--- INPUT MATERIAL ---
::::

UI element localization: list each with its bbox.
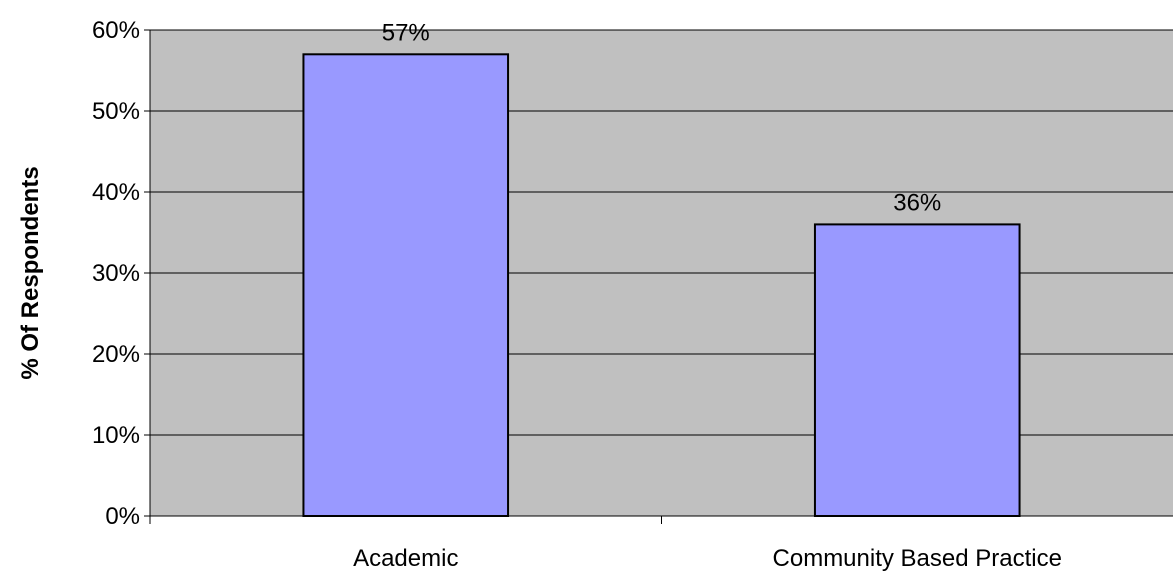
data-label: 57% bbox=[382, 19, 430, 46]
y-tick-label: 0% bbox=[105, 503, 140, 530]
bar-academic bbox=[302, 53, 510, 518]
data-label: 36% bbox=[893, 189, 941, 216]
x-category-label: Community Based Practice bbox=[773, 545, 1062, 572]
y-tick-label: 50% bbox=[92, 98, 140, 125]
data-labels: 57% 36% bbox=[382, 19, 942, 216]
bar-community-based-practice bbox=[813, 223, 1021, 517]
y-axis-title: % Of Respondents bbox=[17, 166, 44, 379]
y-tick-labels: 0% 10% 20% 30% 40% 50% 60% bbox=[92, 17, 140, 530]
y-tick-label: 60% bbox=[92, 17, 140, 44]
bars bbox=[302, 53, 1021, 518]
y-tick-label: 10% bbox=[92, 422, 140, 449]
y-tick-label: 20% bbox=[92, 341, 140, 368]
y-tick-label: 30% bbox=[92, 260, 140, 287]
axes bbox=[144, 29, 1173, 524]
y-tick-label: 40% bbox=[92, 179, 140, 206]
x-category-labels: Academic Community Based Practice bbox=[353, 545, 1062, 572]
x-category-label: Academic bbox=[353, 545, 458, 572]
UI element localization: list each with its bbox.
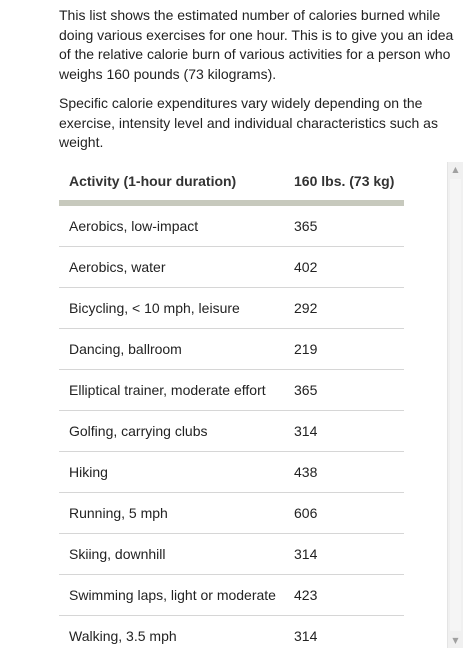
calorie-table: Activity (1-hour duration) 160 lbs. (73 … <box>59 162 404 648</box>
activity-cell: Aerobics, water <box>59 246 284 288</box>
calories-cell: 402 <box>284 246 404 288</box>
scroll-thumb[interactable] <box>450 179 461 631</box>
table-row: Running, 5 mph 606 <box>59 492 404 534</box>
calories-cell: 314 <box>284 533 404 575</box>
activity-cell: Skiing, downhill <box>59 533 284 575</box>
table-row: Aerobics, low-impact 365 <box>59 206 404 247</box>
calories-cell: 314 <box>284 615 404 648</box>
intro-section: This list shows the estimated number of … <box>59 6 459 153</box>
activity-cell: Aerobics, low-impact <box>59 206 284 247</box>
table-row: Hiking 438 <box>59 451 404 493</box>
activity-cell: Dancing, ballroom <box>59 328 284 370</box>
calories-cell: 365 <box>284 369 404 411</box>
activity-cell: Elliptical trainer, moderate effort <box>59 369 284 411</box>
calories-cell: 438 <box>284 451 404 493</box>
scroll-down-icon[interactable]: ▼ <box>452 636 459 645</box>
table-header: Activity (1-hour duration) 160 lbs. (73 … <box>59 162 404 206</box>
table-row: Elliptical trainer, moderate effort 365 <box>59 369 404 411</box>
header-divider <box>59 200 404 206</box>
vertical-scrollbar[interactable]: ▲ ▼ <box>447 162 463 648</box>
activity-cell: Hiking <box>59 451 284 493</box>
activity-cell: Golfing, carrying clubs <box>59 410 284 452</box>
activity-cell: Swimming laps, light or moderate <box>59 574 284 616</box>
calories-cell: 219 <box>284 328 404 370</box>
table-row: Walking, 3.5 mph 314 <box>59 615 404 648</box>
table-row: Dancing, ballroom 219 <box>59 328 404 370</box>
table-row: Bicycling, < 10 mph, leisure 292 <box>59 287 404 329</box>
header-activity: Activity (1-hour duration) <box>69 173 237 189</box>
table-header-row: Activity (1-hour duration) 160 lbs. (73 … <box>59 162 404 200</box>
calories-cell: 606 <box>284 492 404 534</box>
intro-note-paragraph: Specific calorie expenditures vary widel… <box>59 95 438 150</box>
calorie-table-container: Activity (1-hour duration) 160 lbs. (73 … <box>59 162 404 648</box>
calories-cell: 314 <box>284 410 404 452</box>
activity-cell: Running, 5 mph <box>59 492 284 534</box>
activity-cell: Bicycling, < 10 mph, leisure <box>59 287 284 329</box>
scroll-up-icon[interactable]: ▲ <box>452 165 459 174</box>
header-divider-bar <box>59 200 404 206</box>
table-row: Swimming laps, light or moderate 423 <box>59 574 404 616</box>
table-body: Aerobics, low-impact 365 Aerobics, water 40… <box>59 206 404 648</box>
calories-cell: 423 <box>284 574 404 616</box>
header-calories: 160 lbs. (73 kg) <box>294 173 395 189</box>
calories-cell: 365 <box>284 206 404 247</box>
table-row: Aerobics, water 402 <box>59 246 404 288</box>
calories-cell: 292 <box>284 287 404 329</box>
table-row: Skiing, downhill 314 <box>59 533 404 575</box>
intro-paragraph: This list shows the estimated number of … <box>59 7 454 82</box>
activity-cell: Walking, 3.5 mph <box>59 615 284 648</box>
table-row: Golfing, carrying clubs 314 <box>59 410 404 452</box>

::::

--- PROBLEM ---
Copy the lines word for word, from the line containing "data-label: 57% bbox=[382, 19, 430, 46]" up to and including the line containing "data-labels: 57% 36% bbox=[382, 19, 942, 216]".

--- EXERCISE ANSWER ---
data-label: 57% bbox=[382, 19, 430, 46]
y-tick-label: 0% bbox=[105, 503, 140, 530]
bar-academic bbox=[302, 53, 510, 518]
data-label: 36% bbox=[893, 189, 941, 216]
x-category-label: Community Based Practice bbox=[773, 545, 1062, 572]
y-tick-label: 50% bbox=[92, 98, 140, 125]
data-labels: 57% 36% bbox=[382, 19, 942, 216]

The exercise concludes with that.